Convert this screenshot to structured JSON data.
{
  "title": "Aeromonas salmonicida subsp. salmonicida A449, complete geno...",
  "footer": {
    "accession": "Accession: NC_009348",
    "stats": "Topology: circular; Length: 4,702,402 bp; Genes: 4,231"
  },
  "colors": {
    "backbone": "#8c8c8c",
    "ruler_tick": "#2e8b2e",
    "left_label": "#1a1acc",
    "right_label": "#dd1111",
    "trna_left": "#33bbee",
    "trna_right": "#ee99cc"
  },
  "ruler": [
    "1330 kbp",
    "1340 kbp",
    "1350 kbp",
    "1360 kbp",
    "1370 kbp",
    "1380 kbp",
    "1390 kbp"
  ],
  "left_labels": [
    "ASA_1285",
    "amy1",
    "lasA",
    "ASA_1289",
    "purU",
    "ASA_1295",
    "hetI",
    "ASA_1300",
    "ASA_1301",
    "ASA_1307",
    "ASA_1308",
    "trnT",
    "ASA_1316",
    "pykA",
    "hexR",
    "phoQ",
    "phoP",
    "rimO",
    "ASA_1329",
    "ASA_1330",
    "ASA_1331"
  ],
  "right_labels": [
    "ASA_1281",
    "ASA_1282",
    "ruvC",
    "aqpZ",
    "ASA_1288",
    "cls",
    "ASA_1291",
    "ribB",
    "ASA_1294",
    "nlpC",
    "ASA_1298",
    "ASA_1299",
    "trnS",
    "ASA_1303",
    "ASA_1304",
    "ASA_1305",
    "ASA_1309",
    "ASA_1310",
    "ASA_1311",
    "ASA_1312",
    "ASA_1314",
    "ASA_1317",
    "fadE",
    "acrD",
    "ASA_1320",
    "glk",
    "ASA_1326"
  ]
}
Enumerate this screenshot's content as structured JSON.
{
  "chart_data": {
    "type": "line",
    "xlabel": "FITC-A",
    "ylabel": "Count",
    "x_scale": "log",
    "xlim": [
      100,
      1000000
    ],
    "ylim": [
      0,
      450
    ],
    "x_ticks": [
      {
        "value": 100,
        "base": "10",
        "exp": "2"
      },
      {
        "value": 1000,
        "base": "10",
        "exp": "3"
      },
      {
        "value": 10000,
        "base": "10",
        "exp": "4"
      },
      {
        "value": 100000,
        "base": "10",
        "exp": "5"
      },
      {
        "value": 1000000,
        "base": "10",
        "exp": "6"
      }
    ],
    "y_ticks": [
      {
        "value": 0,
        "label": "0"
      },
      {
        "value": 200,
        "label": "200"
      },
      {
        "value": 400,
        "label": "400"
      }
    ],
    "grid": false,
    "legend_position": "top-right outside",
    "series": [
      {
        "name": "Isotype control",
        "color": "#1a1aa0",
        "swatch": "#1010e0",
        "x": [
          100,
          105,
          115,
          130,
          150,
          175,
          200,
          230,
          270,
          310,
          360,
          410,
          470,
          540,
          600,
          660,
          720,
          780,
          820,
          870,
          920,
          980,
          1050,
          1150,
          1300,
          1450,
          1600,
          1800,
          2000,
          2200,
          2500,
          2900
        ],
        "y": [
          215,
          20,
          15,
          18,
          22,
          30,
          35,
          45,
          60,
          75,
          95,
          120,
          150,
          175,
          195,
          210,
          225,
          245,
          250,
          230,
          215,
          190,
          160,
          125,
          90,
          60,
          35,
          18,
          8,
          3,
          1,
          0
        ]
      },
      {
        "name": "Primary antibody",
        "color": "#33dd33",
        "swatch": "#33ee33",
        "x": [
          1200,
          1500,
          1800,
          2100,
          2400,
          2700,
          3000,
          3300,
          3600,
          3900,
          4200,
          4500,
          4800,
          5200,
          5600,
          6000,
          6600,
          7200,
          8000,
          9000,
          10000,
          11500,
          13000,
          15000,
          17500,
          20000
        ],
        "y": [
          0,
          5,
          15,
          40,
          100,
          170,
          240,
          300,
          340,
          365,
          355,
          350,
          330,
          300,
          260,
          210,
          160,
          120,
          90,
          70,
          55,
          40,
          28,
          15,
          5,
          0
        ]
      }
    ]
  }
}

PROBLEM TO SOLVE
Copy every line of the data that carries the word "structured".

THE COMPLETED TASK
Convert this screenshot to structured JSON data.
Enumerate this screenshot's content as structured JSON.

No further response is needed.